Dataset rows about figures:

# # #

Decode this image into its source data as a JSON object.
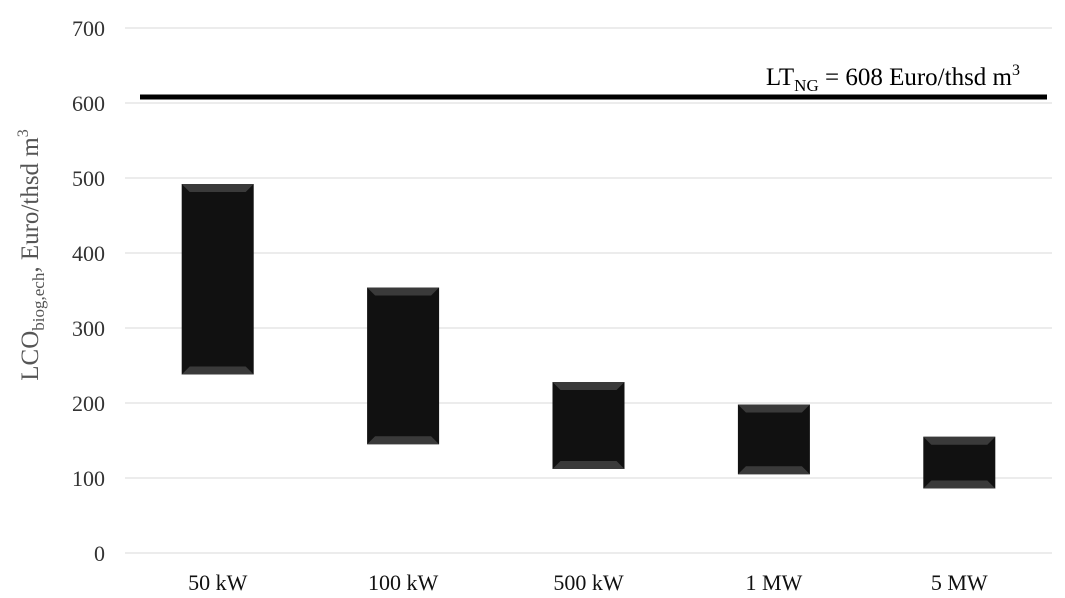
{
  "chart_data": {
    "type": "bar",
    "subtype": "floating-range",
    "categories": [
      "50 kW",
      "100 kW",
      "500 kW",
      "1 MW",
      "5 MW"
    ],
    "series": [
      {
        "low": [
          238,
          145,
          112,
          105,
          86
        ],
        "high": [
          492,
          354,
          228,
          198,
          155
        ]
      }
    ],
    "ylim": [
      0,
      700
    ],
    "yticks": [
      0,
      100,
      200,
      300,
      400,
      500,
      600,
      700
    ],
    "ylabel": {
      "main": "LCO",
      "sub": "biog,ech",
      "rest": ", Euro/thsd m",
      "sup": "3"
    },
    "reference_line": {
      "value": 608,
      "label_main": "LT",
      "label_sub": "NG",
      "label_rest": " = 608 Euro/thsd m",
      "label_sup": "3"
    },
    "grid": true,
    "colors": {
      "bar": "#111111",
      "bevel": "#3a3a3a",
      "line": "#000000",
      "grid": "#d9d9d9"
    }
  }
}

# # #

Problem statement
Go through the records. Copy each line where "thsd" appears.

Worked answer
      "rest": ", Euro/thsd m",
      "label_rest": " = 608 Euro/thsd m",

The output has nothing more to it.